Entries taken from a collection
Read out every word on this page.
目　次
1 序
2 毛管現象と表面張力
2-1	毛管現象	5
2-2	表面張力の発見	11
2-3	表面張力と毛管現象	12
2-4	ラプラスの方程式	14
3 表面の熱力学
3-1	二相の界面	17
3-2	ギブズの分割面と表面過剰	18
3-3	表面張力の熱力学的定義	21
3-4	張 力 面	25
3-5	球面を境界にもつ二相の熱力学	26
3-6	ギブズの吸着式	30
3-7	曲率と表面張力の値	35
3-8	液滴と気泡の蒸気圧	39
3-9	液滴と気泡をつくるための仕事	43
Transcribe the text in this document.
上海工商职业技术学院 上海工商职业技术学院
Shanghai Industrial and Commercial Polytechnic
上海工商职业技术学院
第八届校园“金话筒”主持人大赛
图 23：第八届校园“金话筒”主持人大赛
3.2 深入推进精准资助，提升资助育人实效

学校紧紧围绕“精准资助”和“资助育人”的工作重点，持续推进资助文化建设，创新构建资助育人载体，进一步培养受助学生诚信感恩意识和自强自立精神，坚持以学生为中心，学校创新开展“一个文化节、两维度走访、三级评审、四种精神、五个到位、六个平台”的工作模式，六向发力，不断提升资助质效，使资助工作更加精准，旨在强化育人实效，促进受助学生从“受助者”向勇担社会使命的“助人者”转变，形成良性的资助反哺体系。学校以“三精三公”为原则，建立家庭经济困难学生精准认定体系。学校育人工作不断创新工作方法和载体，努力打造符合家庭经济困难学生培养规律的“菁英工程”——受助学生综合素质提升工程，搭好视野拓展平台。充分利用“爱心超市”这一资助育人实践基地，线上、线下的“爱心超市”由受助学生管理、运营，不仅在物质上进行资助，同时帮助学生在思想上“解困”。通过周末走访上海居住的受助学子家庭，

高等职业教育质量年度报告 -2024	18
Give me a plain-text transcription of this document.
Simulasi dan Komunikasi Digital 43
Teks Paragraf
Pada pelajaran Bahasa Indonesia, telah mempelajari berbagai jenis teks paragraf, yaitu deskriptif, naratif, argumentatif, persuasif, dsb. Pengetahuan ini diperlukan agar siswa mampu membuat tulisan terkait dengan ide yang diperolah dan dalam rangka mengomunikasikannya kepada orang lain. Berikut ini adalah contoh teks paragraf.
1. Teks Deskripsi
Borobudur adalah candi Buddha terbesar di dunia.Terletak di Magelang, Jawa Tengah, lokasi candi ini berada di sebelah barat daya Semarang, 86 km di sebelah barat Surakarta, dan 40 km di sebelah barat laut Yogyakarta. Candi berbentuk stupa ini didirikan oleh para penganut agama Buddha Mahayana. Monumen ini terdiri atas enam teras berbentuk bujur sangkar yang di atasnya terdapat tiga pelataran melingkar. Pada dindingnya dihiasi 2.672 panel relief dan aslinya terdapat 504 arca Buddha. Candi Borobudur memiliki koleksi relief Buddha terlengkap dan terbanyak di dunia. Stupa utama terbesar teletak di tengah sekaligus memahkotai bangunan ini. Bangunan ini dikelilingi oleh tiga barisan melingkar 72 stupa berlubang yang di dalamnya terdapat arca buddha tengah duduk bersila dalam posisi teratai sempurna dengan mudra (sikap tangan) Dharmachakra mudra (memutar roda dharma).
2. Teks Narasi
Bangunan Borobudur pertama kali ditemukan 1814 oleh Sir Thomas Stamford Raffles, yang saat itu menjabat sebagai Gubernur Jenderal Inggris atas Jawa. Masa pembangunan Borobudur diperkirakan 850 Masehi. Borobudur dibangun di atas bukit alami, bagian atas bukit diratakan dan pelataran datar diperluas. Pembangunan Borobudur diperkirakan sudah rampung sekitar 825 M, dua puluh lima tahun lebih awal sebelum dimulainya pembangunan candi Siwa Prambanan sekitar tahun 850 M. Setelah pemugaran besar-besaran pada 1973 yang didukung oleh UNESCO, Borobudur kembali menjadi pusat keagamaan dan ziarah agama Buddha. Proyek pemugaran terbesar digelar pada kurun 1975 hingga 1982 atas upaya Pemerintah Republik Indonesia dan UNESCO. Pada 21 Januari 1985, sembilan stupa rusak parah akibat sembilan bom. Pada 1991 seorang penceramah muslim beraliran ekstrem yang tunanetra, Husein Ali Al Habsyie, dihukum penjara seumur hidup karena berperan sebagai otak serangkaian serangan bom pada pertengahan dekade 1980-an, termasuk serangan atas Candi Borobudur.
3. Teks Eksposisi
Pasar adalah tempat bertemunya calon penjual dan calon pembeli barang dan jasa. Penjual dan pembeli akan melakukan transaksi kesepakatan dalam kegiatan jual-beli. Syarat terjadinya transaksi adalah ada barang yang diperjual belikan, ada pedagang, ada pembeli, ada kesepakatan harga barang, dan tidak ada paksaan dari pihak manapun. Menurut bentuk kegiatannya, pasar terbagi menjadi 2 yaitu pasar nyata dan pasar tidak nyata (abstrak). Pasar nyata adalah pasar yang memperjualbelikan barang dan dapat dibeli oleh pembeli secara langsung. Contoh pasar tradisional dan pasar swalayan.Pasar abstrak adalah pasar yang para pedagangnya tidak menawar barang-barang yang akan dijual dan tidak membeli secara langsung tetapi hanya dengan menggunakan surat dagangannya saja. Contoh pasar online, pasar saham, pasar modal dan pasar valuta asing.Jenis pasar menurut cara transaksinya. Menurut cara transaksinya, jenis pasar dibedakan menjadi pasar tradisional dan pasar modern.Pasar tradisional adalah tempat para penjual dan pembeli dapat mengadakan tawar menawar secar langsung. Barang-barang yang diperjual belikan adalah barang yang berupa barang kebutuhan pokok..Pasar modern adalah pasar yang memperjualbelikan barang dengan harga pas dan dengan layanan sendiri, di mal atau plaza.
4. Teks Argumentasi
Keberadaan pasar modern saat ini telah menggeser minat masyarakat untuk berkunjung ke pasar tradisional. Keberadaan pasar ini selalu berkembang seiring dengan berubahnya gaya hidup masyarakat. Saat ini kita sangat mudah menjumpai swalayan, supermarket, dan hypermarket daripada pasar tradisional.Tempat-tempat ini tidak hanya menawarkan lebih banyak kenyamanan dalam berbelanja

== Problem description ==
The records above should be duplicated in full, exactly as given.

== Output for this exercise ==
Read out every word on this page.
目　次
1 序
2 毛管現象と表面張力
2-1	毛管現象	5
2-2	表面張力の発見	11
2-3	表面張力と毛管現象	12
2-4	ラプラスの方程式	14
3 表面の熱力学
3-1	二相の界面	17
3-2	ギブズの分割面と表面過剰	18
3-3	表面張力の熱力学的定義	21
3-4	張 力 面	25
3-5	球面を境界にもつ二相の熱力学	26
3-6	ギブズの吸着式	30
3-7	曲率と表面張力の値	35
3-8	液滴と気泡の蒸気圧	39
3-9	液滴と気泡をつくるための仕事	43
Transcribe the text in this document.
上海工商职业技术学院 上海工商职业技术学院
Shanghai Industrial and Commercial Polytechnic
上海工商职业技术学院
第八届校园“金话筒”主持人大赛
图 23：第八届校园“金话筒”主持人大赛
3.2 深入推进精准资助，提升资助育人实效

学校紧紧围绕“精准资助”和“资助育人”的工作重点，持续推进资助文化建设，创新构建资助育人载体，进一步培养受助学生诚信感恩意识和自强自立精神，坚持以学生为中心，学校创新开展“一个文化节、两维度走访、三级评审、四种精神、五个到位、六个平台”的工作模式，六向发力，不断提升资助质效，使资助工作更加精准，旨在强化育人实效，促进受助学生从“受助者”向勇担社会使命的“助人者”转变，形成良性的资助反哺体系。学校以“三精三公”为原则，建立家庭经济困难学生精准认定体系。学校育人工作不断创新工作方法和载体，努力打造符合家庭经济困难学生培养规律的“菁英工程”——受助学生综合素质提升工程，搭好视野拓展平台。充分利用“爱心超市”这一资助育人实践基地，线上、线下的“爱心超市”由受助学生管理、运营，不仅在物质上进行资助，同时帮助学生在思想上“解困”。通过周末走访上海居住的受助学子家庭，

高等职业教育质量年度报告 -2024	18
Give me a plain-text transcription of this document.
Simulasi dan Komunikasi Digital 43
Teks Paragraf
Pada pelajaran Bahasa Indonesia, telah mempelajari berbagai jenis teks paragraf, yaitu deskriptif, naratif, argumentatif, persuasif, dsb. Pengetahuan ini diperlukan agar siswa mampu membuat tulisan terkait dengan ide yang diperolah dan dalam rangka mengomunikasikannya kepada orang lain. Berikut ini adalah contoh teks paragraf.
1. Teks Deskripsi
Borobudur adalah candi Buddha terbesar di dunia.Terletak di Magelang, Jawa Tengah, lokasi candi ini berada di sebelah barat daya Semarang, 86 km di sebelah barat Surakarta, dan 40 km di sebelah barat laut Yogyakarta. Candi berbentuk stupa ini didirikan oleh para penganut agama Buddha Mahayana. Monumen ini terdiri atas enam teras berbentuk bujur sangkar yang di atasnya terdapat tiga pelataran melingkar. Pada dindingnya dihiasi 2.672 panel relief dan aslinya terdapat 504 arca Buddha. Candi Borobudur memiliki koleksi relief Buddha terlengkap dan terbanyak di dunia. Stupa utama terbesar teletak di tengah sekaligus memahkotai bangunan ini. Bangunan ini dikelilingi oleh tiga barisan melingkar 72 stupa berlubang yang di dalamnya terdapat arca buddha tengah duduk bersila dalam posisi teratai sempurna dengan mudra (sikap tangan) Dharmachakra mudra (memutar roda dharma).
2. Teks Narasi
Bangunan Borobudur pertama kali ditemukan 1814 oleh Sir Thomas Stamford Raffles, yang saat itu menjabat sebagai Gubernur Jenderal Inggris atas Jawa. Masa pembangunan Borobudur diperkirakan 850 Masehi. Borobudur dibangun di atas bukit alami, bagian atas bukit diratakan dan pelataran datar diperluas. Pembangunan Borobudur diperkirakan sudah rampung sekitar 825 M, dua puluh lima tahun lebih awal sebelum dimulainya pembangunan candi Siwa Prambanan sekitar tahun 850 M. Setelah pemugaran besar-besaran pada 1973 yang didukung oleh UNESCO, Borobudur kembali menjadi pusat keagamaan dan ziarah agama Buddha. Proyek pemugaran terbesar digelar pada kurun 1975 hingga 1982 atas upaya Pemerintah Republik Indonesia dan UNESCO. Pada 21 Januari 1985, sembilan stupa rusak parah akibat sembilan bom. Pada 1991 seorang penceramah muslim beraliran ekstrem yang tunanetra, Husein Ali Al Habsyie, dihukum penjara seumur hidup karena berperan sebagai otak serangkaian serangan bom pada pertengahan dekade 1980-an, termasuk serangan atas Candi Borobudur.
3. Teks Eksposisi
Pasar adalah tempat bertemunya calon penjual dan calon pembeli barang dan jasa. Penjual dan pembeli akan melakukan transaksi kesepakatan dalam kegiatan jual-beli. Syarat terjadinya transaksi adalah ada barang yang diperjual belikan, ada pedagang, ada pembeli, ada kesepakatan harga barang, dan tidak ada paksaan dari pihak manapun. Menurut bentuk kegiatannya, pasar terbagi menjadi 2 yaitu pasar nyata dan pasar tidak nyata (abstrak). Pasar nyata adalah pasar yang memperjualbelikan barang dan dapat dibeli oleh pembeli secara langsung. Contoh pasar tradisional dan pasar swalayan.Pasar abstrak adalah pasar yang para pedagangnya tidak menawar barang-barang yang akan dijual dan tidak membeli secara langsung tetapi hanya dengan menggunakan surat dagangannya saja. Contoh pasar online, pasar saham, pasar modal dan pasar valuta asing.Jenis pasar menurut cara transaksinya. Menurut cara transaksinya, jenis pasar dibedakan menjadi pasar tradisional dan pasar modern.Pasar tradisional adalah tempat para penjual dan pembeli dapat mengadakan tawar menawar secar langsung. Barang-barang yang diperjual belikan adalah barang yang berupa barang kebutuhan pokok..Pasar modern adalah pasar yang memperjualbelikan barang dengan harga pas dan dengan layanan sendiri, di mal atau plaza.
4. Teks Argumentasi
Keberadaan pasar modern saat ini telah menggeser minat masyarakat untuk berkunjung ke pasar tradisional. Keberadaan pasar ini selalu berkembang seiring dengan berubahnya gaya hidup masyarakat. Saat ini kita sangat mudah menjumpai swalayan, supermarket, dan hypermarket daripada pasar tradisional.Tempat-tempat ini tidak hanya menawarkan lebih banyak kenyamanan dalam berbelanja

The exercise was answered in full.